Exercise task
Below are some entries. Work out how many of their lines hold the word "钢尺检查", and write that number alone.

....

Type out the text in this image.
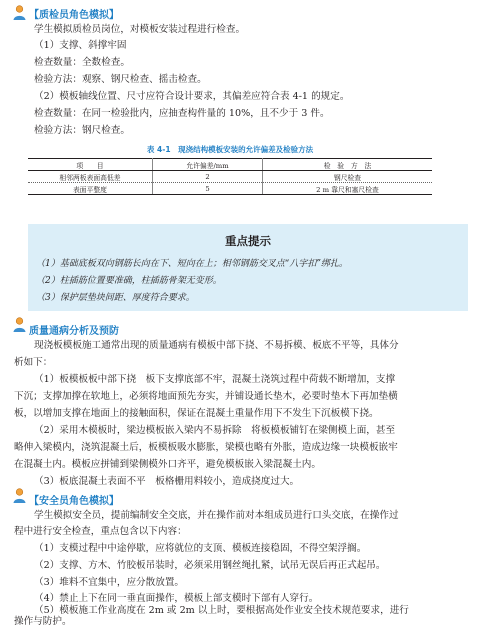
【质检员角色模拟】
学生模拟质检员岗位，对模板安装过程进行检查。
（1）支撑、斜撑牢固
检查数量：全数检查。
检验方法：观察、钢尺检查、摇击检查。
（2）模板轴线位置、尺寸应符合设计要求，其偏差应符合表 4-1 的规定。
检查数量：在同一检验批内，应抽查构件量的 10%，且不少于 3 件。
检验方法：钢尺检查。
表 4-1　现浇结构模板安装的允许偏差及检验方法
项　　目	允许偏差/mm	检　验　方　法
相邻两板表面高低差	2	钢尺检查
表面平整度	5	2 m 靠尺和塞尺检查
重点提示
（1）基础底板双向钢筋长向在下、短向在上；相邻钢筋交叉点“八字扣”绑扎。
（2）柱插筋位置要准确，柱插筋骨架无变形。
（3）保护层垫块间距、厚度符合要求。
质量通病分析及预防
现浇板模板施工通常出现的质量通病有模板中部下挠、不易拆模、板底不平等，具体分
析如下：
（1）板模板板中部下挠　板下支撑底部不牢，混凝土浇筑过程中荷载不断增加，支撑
下沉；支撑加撑在软地上，必须将地面预先夯实，并铺设通长垫木，必要时垫木下再加垫横
板，以增加支撑在地面上的接触面积，保证在混凝土重量作用下不发生下沉板模下挠。
（2）采用木模板时，梁边模板嵌入梁内不易拆除　将板模板铺钉在梁侧模上面，甚至
略伸入梁模内，浇筑混凝土后，板模板吸水膨胀，梁模也略有外胀，造成边缘一块模板嵌牢
在混凝土内。模板应拼铺到梁侧模外口齐平，避免模板嵌入梁混凝土内。
（3）板底混凝土表面不平　板格栅用料较小，造成挠度过大。
【安全员角色模拟】
学生模拟安全员，提前编制安全交底，并在操作前对本组成员进行口头交底，在操作过
程中进行安全检查，重点包含以下内容：
（1）支模过程中中途停歇，应将就位的支顶、模板连接稳固，不得空架浮搁。
（2）支撑、方木、竹胶板吊装时，必须采用钢丝绳扎紧，试吊无误后再正式起吊。
（3）堆料不宜集中，应分散放置。
（4）禁止上下在同一垂直面操作，模板上部支模时下部有人穿行。
（5）模板施工作业高度在 2m 或 2m 以上时，要根据高处作业安全技术规范要求，进行
操作与防护。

....

Written solution
3